**Exercise description**
Repeat, without any change, the entries presented below.
╭──
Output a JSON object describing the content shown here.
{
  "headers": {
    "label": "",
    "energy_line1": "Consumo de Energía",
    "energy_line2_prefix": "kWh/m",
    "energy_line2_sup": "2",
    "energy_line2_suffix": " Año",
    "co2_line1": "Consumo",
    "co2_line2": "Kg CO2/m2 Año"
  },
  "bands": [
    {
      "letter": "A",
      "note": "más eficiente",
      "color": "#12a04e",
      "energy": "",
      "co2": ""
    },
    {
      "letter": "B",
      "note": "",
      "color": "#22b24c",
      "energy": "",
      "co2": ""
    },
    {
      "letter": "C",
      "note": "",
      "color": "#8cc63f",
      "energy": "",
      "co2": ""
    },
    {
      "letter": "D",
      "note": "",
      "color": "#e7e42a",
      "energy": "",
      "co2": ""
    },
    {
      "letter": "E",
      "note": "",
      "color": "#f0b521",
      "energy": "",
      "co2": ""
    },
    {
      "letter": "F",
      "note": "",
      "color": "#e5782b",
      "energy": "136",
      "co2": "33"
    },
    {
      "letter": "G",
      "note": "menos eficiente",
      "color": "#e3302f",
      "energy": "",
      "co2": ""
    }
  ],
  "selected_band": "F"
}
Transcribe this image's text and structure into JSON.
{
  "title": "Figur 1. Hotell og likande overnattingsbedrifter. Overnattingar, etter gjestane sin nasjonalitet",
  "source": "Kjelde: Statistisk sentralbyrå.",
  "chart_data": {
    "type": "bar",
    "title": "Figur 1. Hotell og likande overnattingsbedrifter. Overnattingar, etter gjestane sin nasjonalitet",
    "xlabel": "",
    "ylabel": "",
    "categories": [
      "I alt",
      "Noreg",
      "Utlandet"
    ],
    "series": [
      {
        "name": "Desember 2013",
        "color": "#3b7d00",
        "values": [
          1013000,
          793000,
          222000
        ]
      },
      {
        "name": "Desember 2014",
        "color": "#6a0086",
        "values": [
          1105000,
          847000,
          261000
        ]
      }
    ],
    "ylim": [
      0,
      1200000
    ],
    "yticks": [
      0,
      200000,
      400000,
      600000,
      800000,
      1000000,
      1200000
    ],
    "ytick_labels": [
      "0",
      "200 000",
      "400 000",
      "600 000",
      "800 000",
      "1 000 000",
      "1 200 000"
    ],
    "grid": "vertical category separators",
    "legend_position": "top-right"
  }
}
╰──
**The response**
Output a JSON object describing the content shown here.
{
  "headers": {
    "label": "",
    "energy_line1": "Consumo de Energía",
    "energy_line2_prefix": "kWh/m",
    "energy_line2_sup": "2",
    "energy_line2_suffix": " Año",
    "co2_line1": "Consumo",
    "co2_line2": "Kg CO2/m2 Año"
  },
  "bands": [
    {
      "letter": "A",
      "note": "más eficiente",
      "color": "#12a04e",
      "energy": "",
      "co2": ""
    },
    {
      "letter": "B",
      "note": "",
      "color": "#22b24c",
      "energy": "",
      "co2": ""
    },
    {
      "letter": "C",
      "note": "",
      "color": "#8cc63f",
      "energy": "",
      "co2": ""
    },
    {
      "letter": "D",
      "note": "",
      "color": "#e7e42a",
      "energy": "",
      "co2": ""
    },
    {
      "letter": "E",
      "note": "",
      "color": "#f0b521",
      "energy": "",
      "co2": ""
    },
    {
      "letter": "F",
      "note": "",
      "color": "#e5782b",
      "energy": "136",
      "co2": "33"
    },
    {
      "letter": "G",
      "note": "menos eficiente",
      "color": "#e3302f",
      "energy": "",
      "co2": ""
    }
  ],
  "selected_band": "F"
}
Transcribe this image's text and structure into JSON.
{
  "title": "Figur 1. Hotell og likande overnattingsbedrifter. Overnattingar, etter gjestane sin nasjonalitet",
  "source": "Kjelde: Statistisk sentralbyrå.",
  "chart_data": {
    "type": "bar",
    "title": "Figur 1. Hotell og likande overnattingsbedrifter. Overnattingar, etter gjestane sin nasjonalitet",
    "xlabel": "",
    "ylabel": "",
    "categories": [
      "I alt",
      "Noreg",
      "Utlandet"
    ],
    "series": [
      {
        "name": "Desember 2013",
        "color": "#3b7d00",
        "values": [
          1013000,
          793000,
          222000
        ]
      },
      {
        "name": "Desember 2014",
        "color": "#6a0086",
        "values": [
          1105000,
          847000,
          261000
        ]
      }
    ],
    "ylim": [
      0,
      1200000
    ],
    "yticks": [
      0,
      200000,
      400000,
      600000,
      800000,
      1000000,
      1200000
    ],
    "ytick_labels": [
      "0",
      "200 000",
      "400 000",
      "600 000",
      "800 000",
      "1 000 000",
      "1 200 000"
    ],
    "grid": "vertical category separators",
    "legend_position": "top-right"
  }
}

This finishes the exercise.